Goal of the exercise: Reproduce the listing exactly and skip over any pictures.

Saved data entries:

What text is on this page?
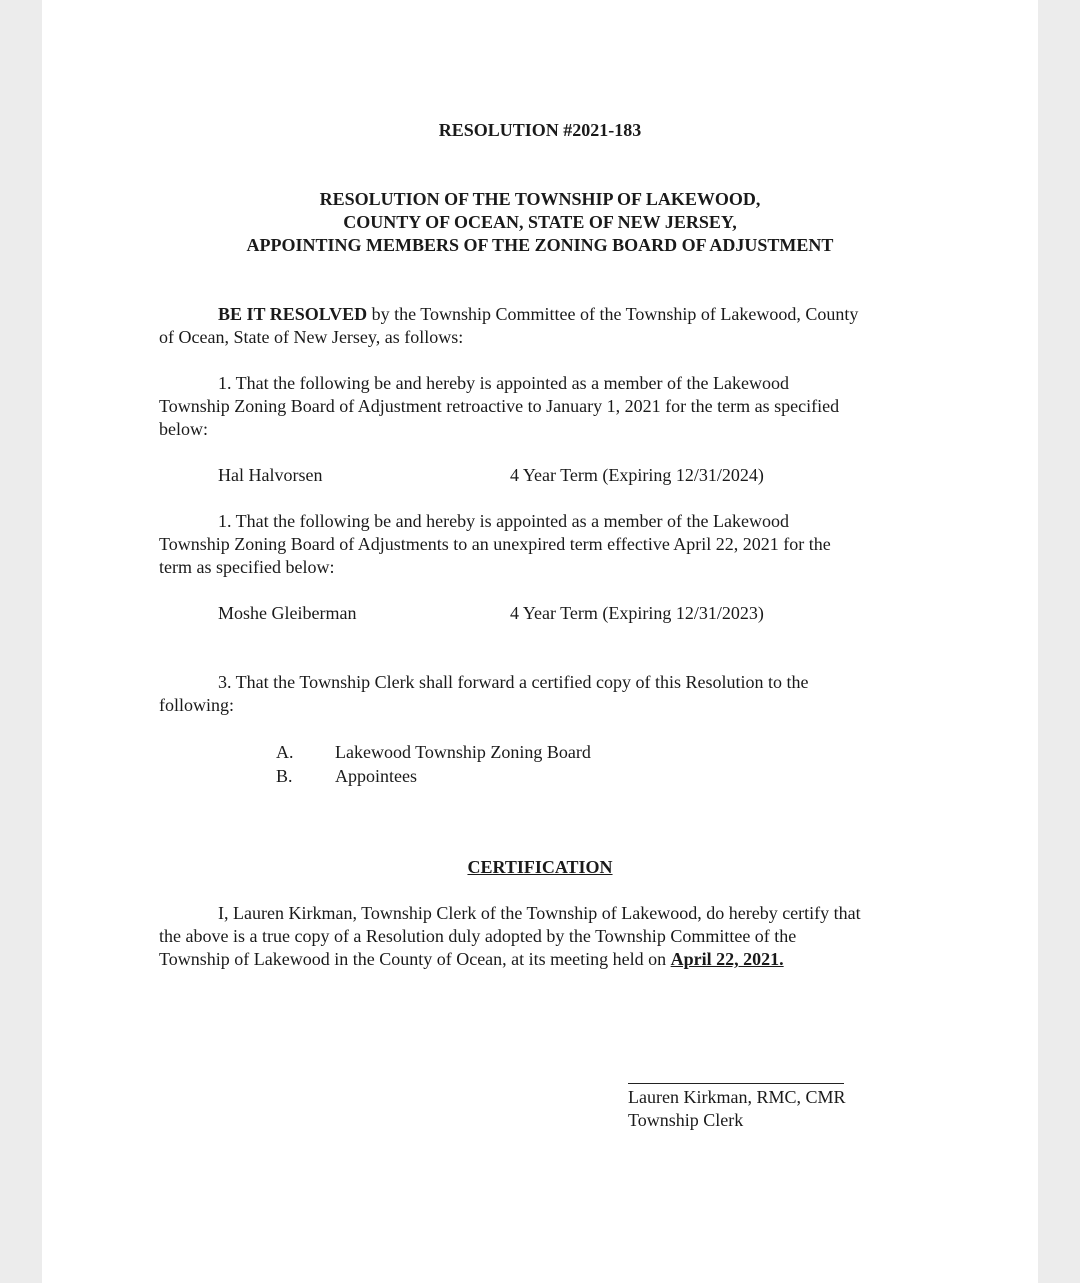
RESOLUTION #2021-183
RESOLUTION OF THE TOWNSHIP OF LAKEWOOD,
COUNTY OF OCEAN, STATE OF NEW JERSEY,
APPOINTING MEMBERS OF THE ZONING BOARD OF ADJUSTMENT
BE IT RESOLVED by the Township Committee of the Township of Lakewood, County
of Ocean, State of New Jersey, as follows:
1. That the following be and hereby is appointed as a member of the Lakewood
Township Zoning Board of Adjustment retroactive to January 1, 2021 for the term as specified
below:
Hal Halvorsen	4 Year Term (Expiring 12/31/2024)
1. That the following be and hereby is appointed as a member of the Lakewood
Township Zoning Board of Adjustments to an unexpired term effective April 22, 2021 for the
term as specified below:
Moshe Gleiberman	4 Year Term (Expiring 12/31/2023)
3. That the Township Clerk shall forward a certified copy of this Resolution to the
following:
A. Lakewood Township Zoning Board
B. Appointees
CERTIFICATION
I, Lauren Kirkman, Township Clerk of the Township of Lakewood, do hereby certify that
the above is a true copy of a Resolution duly adopted by the Township Committee of the
Township of Lakewood in the County of Ocean, at its meeting held on April 22, 2021.
Lauren Kirkman, RMC, CMR
Township Clerk
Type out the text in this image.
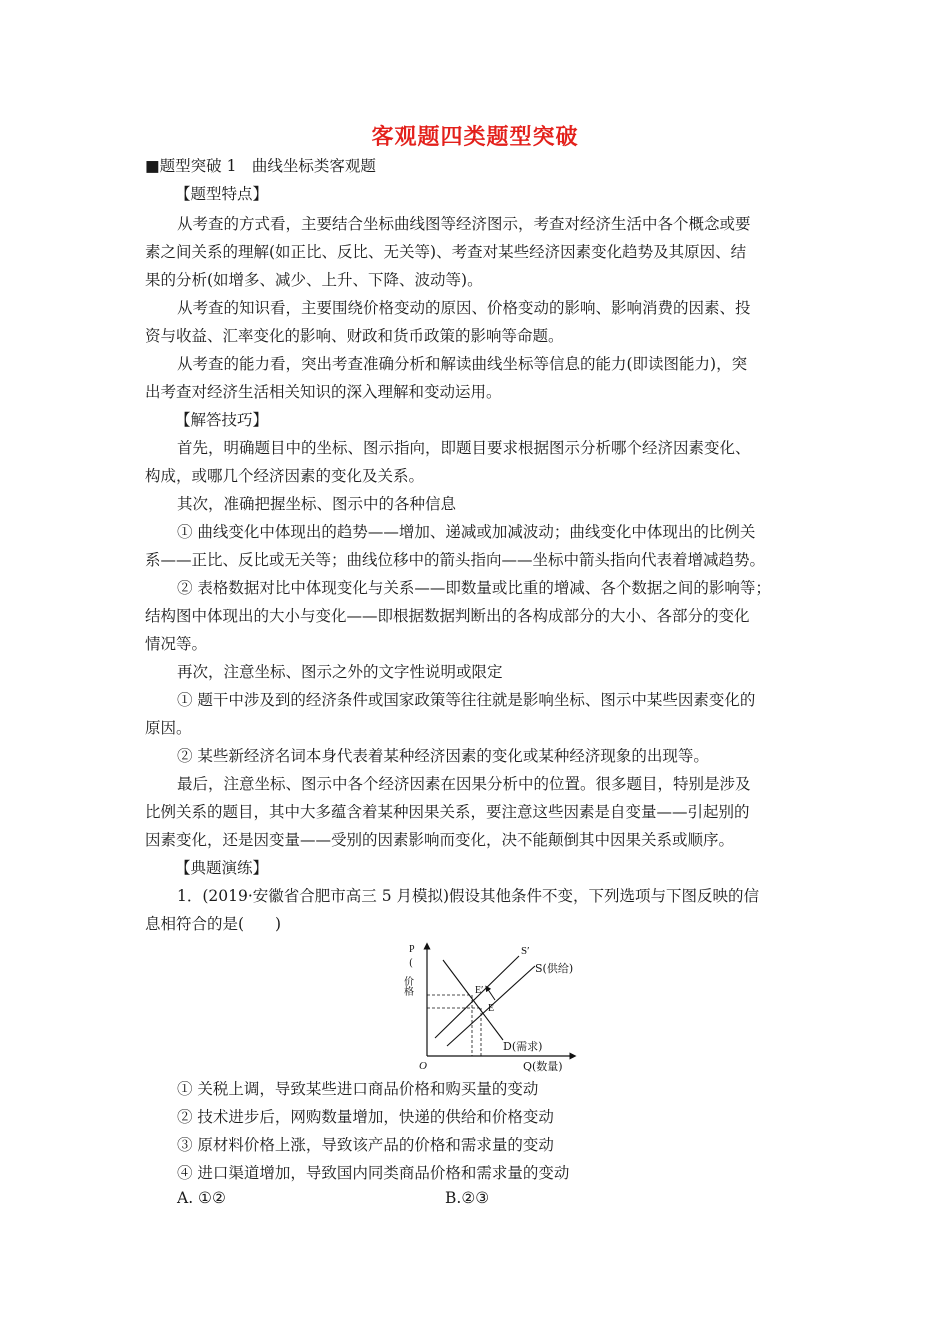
客观题四类题型突破
■题型突破 1　曲线坐标类客观题
【题型特点】
从考查的方式看，主要结合坐标曲线图等经济图示，考查对经济生活中各个概念或要
素之间关系的理解(如正比、反比、无关等)、考查对某些经济因素变化趋势及其原因、结
果的分析(如增多、减少、上升、下降、波动等)。
从考查的知识看，主要围绕价格变动的原因、价格变动的影响、影响消费的因素、投
资与收益、汇率变化的影响、财政和货币政策的影响等命题。
从考查的能力看，突出考查准确分析和解读曲线坐标等信息的能力(即读图能力)，突
出考查对经济生活相关知识的深入理解和变动运用。
【解答技巧】
首先，明确题目中的坐标、图示指向，即题目要求根据图示分析哪个经济因素变化、
构成，或哪几个经济因素的变化及关系。
其次，准确把握坐标、图示中的各种信息
① 曲线变化中体现出的趋势——增加、递减或加减波动；曲线变化中体现出的比例关
系——正比、反比或无关等；曲线位移中的箭头指向——坐标中箭头指向代表着增减趋势。
② 表格数据对比中体现变化与关系——即数量或比重的增减、各个数据之间的影响等；
结构图中体现出的大小与变化——即根据数据判断出的各构成部分的大小、各部分的变化
情况等。
再次，注意坐标、图示之外的文字性说明或限定
① 题干中涉及到的经济条件或国家政策等往往就是影响坐标、图示中某些因素变化的
原因。
② 某些新经济名词本身代表着某种经济因素的变化或某种经济现象的出现等。
最后，注意坐标、图示中各个经济因素在因果分析中的位置。很多题目，特别是涉及
比例关系的题目，其中大多蕴含着某种因果关系，要注意这些因素是自变量——引起别的
因素变化，还是因变量——受别的因素影响而变化，决不能颠倒其中因果关系或顺序。
【典题演练】
1．(2019·安徽省合肥市高三 5 月模拟)假设其他条件不变，下列选项与下图反映的信
息相符合的是(　　)
P
(
价格
O	Q(数量)
S′
S(供给)
E′
E
D(需求)
① 关税上调，导致某些进口商品价格和购买量的变动
② 技术进步后，网购数量增加，快递的供给和价格变动
③ 原材料价格上涨，导致该产品的价格和需求量的变动
④ 进口渠道增加，导致国内同类商品价格和需求量的变动
A. ①②	B.②③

Solution to the problem:
What text is on this page?
RESOLUTION #2021-183
RESOLUTION OF THE TOWNSHIP OF LAKEWOOD,
COUNTY OF OCEAN, STATE OF NEW JERSEY,
APPOINTING MEMBERS OF THE ZONING BOARD OF ADJUSTMENT
BE IT RESOLVED by the Township Committee of the Township of Lakewood, County
of Ocean, State of New Jersey, as follows:
1. That the following be and hereby is appointed as a member of the Lakewood
Township Zoning Board of Adjustment retroactive to January 1, 2021 for the term as specified
below:
Hal Halvorsen	4 Year Term (Expiring 12/31/2024)
1. That the following be and hereby is appointed as a member of the Lakewood
Township Zoning Board of Adjustments to an unexpired term effective April 22, 2021 for the
term as specified below:
Moshe Gleiberman	4 Year Term (Expiring 12/31/2023)
3. That the Township Clerk shall forward a certified copy of this Resolution to the
following:
A. Lakewood Township Zoning Board
B. Appointees
CERTIFICATION
I, Lauren Kirkman, Township Clerk of the Township of Lakewood, do hereby certify that
the above is a true copy of a Resolution duly adopted by the Township Committee of the
Township of Lakewood in the County of Ocean, at its meeting held on April 22, 2021.
Lauren Kirkman, RMC, CMR
Township Clerk
Type out the text in this image.
客观题四类题型突破
■题型突破 1　曲线坐标类客观题
【题型特点】
从考查的方式看，主要结合坐标曲线图等经济图示，考查对经济生活中各个概念或要
素之间关系的理解(如正比、反比、无关等)、考查对某些经济因素变化趋势及其原因、结
果的分析(如增多、减少、上升、下降、波动等)。
从考查的知识看，主要围绕价格变动的原因、价格变动的影响、影响消费的因素、投
资与收益、汇率变化的影响、财政和货币政策的影响等命题。
从考查的能力看，突出考查准确分析和解读曲线坐标等信息的能力(即读图能力)，突
出考查对经济生活相关知识的深入理解和变动运用。
【解答技巧】
首先，明确题目中的坐标、图示指向，即题目要求根据图示分析哪个经济因素变化、
构成，或哪几个经济因素的变化及关系。
其次，准确把握坐标、图示中的各种信息
① 曲线变化中体现出的趋势——增加、递减或加减波动；曲线变化中体现出的比例关
系——正比、反比或无关等；曲线位移中的箭头指向——坐标中箭头指向代表着增减趋势。
② 表格数据对比中体现变化与关系——即数量或比重的增减、各个数据之间的影响等；
结构图中体现出的大小与变化——即根据数据判断出的各构成部分的大小、各部分的变化
情况等。
再次，注意坐标、图示之外的文字性说明或限定
① 题干中涉及到的经济条件或国家政策等往往就是影响坐标、图示中某些因素变化的
原因。
② 某些新经济名词本身代表着某种经济因素的变化或某种经济现象的出现等。
最后，注意坐标、图示中各个经济因素在因果分析中的位置。很多题目，特别是涉及
比例关系的题目，其中大多蕴含着某种因果关系，要注意这些因素是自变量——引起别的
因素变化，还是因变量——受别的因素影响而变化，决不能颠倒其中因果关系或顺序。
【典题演练】
1．(2019·安徽省合肥市高三 5 月模拟)假设其他条件不变，下列选项与下图反映的信
息相符合的是(　　)
P
(
价格
O	Q(数量)
S′
S(供给)
E′
E
D(需求)
① 关税上调，导致某些进口商品价格和购买量的变动
② 技术进步后，网购数量增加，快递的供给和价格变动
③ 原材料价格上涨，导致该产品的价格和需求量的变动
④ 进口渠道增加，导致国内同类商品价格和需求量的变动
A. ①②	B.②③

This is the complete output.